Stored data:

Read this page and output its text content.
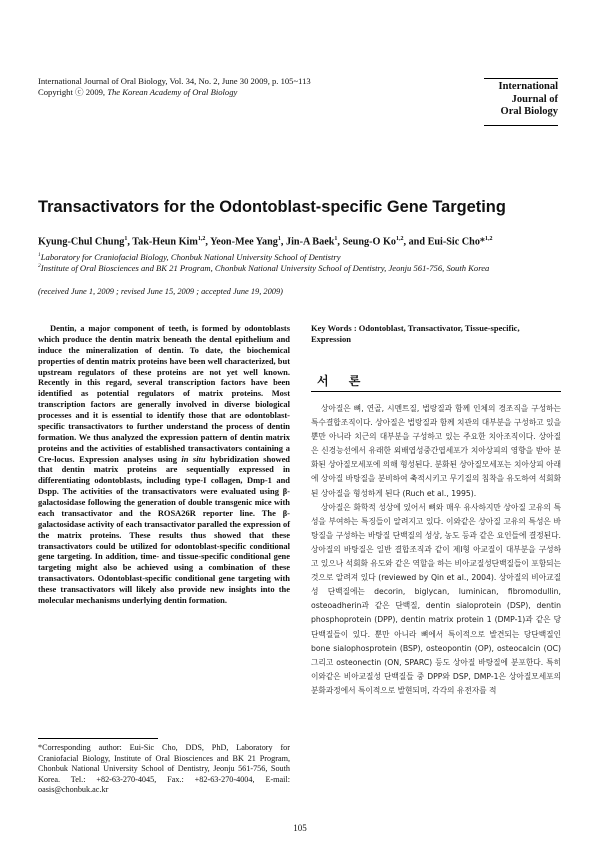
International Journal of Oral Biology, Vol. 34, No. 2, June 30 2009, p. 105~113
Copyright ⓒ 2009, The Korean Academy of Oral Biology	International
Journal of
Oral Biology
Transactivators for the Odontoblast-specific Gene Targeting
Kyung-Chul Chung$^1$, Tak-Heun Kim$^{1,2}$, Yeon-Mee Yang$^1$, Jin-A Baek$^1$, Seung-O Ko$^{1,2}$, and Eui-Sic Cho*$^{1,2}$
$^1$Laboratory for Craniofacial Biology, Chonbuk National University School of Dentistry
$^2$Institute of Oral Biosciences and BK 21 Program, Chonbuk National University School of Dentistry, Jeonju 561-756, South Korea
(received June 1, 2009 ; revised June 15, 2009 ; accepted June 19, 2009)

Dentin, a major component of teeth, is formed by odontoblasts which produce the dentin matrix beneath the dental epithelium and induce the mineralization of dentin. To date, the biochemical properties of dentin matrix proteins have been well characterized, but upstream regulators of these proteins are not yet well known. Recently in this regard, several transcription factors have been identified as potential regulators of matrix proteins. Most transcription factors are generally involved in diverse biological processes and it is essential to identify those that are odontoblast-specific transactivators to further understand the process of dentin formation. We thus analyzed the expression pattern of dentin matrix proteins and the activities of established transactivators containing a Cre-locus. Expression analyses using in situ hybridization showed that dentin matrix proteins are sequentially expressed in differentiating odontoblasts, including type-I collagen, Dmp-1 and Dspp. The activities of the transactivators were evaluated using β-galactosidase following the generation of double transgenic mice with each transactivator and the ROSA26R reporter line. The β-galactosidase activity of each transactivator paralled the expression of the matrix proteins. These results thus showed that these transactivators could be utilized for odontoblast-specific conditional gene targeting. In addition, time- and tissue-specific conditional gene targeting might also be achieved using a combination of these transactivators. Odontoblast-specific conditional gene targeting with these transactivators will likely also provide new insights into the molecular mechanisms underlying dentin formation.

*Corresponding author: Eui-Sic Cho, DDS, PhD, Laboratory for Craniofacial Biology, Institute of Oral Biosciences and BK 21 Program, Chonbuk National University School of Dentistry, Jeonju 561-756, South Korea. Tel.: +82-63-270-4045, Fax.: +82-63-270-4004, E-mail: oasis@chonbuk.ac.kr
Key Words : Odontoblast, Transactivator, Tissue-specific, Expression
서 론

상아질은 뼈, 연골, 시멘트질, 법랑질과 함께 인체의 경조직을 구성하는 특수결합조직이다. 상아질은 법랑질과 함께 치관의 대부분을 구성하고 있을 뿐만 아니라 치근의 대부분을 구성하고 있는 주요한 치아조직이다. 상아질은 신경능선에서 유래한 외배엽성중간엽세포가 치아상피의 영향을 받아 분화된 상아질모세포에 의해 형성된다. 분화된 상아질모세포는 치아상피 아래에 상아질 바탕질을 분비하여 축적시키고 무기질의 침착을 유도하여 석회화된 상아질을 형성하게 된다 (Ruch et al., 1995).

상아질은 화학적 성상에 있어서 뼈와 매우 유사하지만 상아질 고유의 특성을 부여하는 특징들이 알려지고 있다. 이와같은 상아질 고유의 특성은 바탕질을 구성하는 바탕질 단백질의 성상, 농도 등과 같은 요인들에 결정된다. 상아질의 바탕질은 일반 결합조직과 같이 제I형 아교질이 대부분을 구성하고 있으나 석회화 유도와 같은 역할을 하는 비아교질성단백질들이 포함되는 것으로 알려져 있다 (reviewed by Qin et al., 2004). 상아질의 비아교질성 단백질에는 decorin, biglycan, luminican, fibromodullin, osteoadherin과 같은 단백질, dentin sialoprotein (DSP), dentin phosphoprotein (DPP), dentin matrix protein 1 (DMP-1)과 같은 당단백질들이 있다. 뿐만 아니라 뼈에서 특이적으로 발견되는 당단백질인 bone sialophosprotein (BSP), osteopontin (OP), osteocalcin (OC) 그리고 osteonectin (ON, SPARC) 등도 상아질 바탕질에 분포한다. 특히 이와같은 비아교질성 단백질들 중 DPP와 DSP, DMP-1은 상아질모세포의 분화과정에서 특이적으로 발현되며, 각각의 유전자를 적

105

Goal of the exercise: Tally the lines of the material that contain the word "June" and say the number, nothing more.

Answer box: 2